[Records supplied]
..............................
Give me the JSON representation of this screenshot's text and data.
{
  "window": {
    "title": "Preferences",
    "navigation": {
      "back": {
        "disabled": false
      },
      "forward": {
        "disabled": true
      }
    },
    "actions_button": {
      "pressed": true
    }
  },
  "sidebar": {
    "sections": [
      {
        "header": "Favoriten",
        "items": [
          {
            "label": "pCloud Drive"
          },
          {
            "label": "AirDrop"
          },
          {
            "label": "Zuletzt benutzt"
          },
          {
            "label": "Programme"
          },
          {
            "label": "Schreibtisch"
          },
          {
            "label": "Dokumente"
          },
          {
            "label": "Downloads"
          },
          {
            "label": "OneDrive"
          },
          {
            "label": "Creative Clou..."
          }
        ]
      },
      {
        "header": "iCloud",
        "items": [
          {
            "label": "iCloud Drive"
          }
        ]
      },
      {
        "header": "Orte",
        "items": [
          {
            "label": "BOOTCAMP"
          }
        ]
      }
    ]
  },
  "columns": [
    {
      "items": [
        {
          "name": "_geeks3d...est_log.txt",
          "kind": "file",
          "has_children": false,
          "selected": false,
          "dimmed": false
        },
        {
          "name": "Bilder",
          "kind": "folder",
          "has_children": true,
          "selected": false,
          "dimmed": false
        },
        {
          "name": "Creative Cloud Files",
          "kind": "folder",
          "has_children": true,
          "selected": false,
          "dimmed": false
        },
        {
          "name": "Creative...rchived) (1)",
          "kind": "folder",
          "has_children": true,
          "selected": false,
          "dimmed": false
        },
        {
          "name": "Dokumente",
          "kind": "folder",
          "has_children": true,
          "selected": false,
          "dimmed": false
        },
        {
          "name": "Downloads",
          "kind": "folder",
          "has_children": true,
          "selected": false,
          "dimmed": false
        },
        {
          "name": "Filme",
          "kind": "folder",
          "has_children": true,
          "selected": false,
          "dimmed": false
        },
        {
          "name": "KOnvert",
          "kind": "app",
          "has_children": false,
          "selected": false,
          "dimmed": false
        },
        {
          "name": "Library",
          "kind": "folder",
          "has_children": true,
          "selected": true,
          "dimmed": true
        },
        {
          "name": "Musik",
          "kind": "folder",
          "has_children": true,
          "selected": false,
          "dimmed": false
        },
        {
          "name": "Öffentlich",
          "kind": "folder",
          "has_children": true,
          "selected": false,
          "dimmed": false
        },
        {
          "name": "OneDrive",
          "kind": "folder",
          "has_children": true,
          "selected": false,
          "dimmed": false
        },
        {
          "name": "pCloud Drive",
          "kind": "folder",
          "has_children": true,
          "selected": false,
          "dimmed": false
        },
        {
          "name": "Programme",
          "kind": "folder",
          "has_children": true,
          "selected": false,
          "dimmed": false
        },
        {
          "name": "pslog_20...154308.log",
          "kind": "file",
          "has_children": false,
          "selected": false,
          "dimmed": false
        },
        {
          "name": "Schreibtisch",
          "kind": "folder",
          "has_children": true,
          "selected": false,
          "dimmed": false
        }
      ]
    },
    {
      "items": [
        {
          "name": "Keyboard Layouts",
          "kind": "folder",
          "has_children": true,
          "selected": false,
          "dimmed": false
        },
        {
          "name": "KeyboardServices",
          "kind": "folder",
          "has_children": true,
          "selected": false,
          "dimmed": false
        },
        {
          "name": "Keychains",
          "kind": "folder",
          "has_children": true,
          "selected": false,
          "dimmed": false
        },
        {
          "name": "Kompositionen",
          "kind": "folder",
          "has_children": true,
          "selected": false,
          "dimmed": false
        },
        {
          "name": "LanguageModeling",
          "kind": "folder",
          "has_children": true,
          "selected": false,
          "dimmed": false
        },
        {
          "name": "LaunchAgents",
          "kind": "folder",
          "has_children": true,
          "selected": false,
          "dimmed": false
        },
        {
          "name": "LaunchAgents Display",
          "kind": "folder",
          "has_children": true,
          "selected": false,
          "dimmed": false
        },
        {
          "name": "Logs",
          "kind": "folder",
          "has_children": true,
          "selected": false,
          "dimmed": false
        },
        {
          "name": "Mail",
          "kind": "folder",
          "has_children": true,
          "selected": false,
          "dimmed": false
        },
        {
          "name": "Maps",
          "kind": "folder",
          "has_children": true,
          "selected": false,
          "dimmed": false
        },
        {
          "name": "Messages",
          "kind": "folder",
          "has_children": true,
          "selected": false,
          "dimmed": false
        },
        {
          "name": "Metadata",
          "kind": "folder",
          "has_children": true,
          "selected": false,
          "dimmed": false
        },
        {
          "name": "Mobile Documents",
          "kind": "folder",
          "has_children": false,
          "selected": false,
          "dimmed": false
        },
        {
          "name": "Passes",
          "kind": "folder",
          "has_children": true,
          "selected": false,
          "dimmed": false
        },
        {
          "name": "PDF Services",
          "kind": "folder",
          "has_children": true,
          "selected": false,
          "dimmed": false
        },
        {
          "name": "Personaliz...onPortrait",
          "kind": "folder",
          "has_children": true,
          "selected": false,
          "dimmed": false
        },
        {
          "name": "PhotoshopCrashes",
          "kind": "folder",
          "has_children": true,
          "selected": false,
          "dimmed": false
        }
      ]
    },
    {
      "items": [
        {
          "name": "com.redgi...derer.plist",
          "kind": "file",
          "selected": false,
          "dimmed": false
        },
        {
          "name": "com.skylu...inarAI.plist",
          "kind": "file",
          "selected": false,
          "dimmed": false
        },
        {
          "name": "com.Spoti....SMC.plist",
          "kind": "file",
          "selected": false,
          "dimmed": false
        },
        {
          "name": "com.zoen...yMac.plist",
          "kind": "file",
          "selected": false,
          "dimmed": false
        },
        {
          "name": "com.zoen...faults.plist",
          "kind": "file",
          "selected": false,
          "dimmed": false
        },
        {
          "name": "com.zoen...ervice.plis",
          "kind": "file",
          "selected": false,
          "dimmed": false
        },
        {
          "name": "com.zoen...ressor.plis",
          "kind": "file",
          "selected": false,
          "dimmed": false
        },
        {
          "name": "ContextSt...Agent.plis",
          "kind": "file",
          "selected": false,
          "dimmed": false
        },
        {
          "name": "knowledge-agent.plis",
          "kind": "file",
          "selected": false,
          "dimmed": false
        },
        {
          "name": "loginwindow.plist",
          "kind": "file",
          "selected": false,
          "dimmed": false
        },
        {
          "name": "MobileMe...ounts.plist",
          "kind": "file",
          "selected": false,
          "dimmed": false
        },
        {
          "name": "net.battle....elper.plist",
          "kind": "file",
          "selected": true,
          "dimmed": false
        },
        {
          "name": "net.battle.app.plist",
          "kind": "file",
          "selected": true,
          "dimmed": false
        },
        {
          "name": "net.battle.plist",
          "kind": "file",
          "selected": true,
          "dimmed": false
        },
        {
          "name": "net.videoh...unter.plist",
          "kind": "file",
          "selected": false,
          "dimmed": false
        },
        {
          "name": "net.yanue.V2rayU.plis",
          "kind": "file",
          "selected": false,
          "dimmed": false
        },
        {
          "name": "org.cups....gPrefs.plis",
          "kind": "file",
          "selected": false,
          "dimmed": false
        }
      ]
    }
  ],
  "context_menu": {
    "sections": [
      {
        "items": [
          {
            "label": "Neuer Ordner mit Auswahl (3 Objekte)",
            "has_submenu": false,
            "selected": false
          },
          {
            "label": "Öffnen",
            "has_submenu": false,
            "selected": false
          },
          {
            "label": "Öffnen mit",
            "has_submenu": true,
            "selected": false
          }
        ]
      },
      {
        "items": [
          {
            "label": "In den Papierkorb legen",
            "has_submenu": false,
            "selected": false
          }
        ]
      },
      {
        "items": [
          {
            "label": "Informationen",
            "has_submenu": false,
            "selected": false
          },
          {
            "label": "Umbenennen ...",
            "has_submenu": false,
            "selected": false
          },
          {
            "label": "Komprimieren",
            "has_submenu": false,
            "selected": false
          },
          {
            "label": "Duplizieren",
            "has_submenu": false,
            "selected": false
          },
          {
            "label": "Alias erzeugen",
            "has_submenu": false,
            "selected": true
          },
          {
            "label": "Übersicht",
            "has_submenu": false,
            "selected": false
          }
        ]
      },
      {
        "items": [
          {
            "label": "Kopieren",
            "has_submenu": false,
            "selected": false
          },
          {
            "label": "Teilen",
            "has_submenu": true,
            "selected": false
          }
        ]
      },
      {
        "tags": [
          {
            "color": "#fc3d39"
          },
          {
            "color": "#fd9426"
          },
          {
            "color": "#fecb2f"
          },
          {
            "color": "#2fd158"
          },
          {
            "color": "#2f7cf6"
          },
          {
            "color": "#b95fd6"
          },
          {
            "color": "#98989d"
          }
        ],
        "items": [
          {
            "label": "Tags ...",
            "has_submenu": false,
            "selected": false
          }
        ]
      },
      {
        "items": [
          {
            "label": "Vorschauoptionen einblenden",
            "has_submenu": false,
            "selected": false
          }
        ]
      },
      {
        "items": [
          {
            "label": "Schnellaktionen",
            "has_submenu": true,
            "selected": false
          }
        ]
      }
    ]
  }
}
..............................
Provide the number of lines in the entries that include "Schreibtisch", and no other text.

[Solution to this task] 2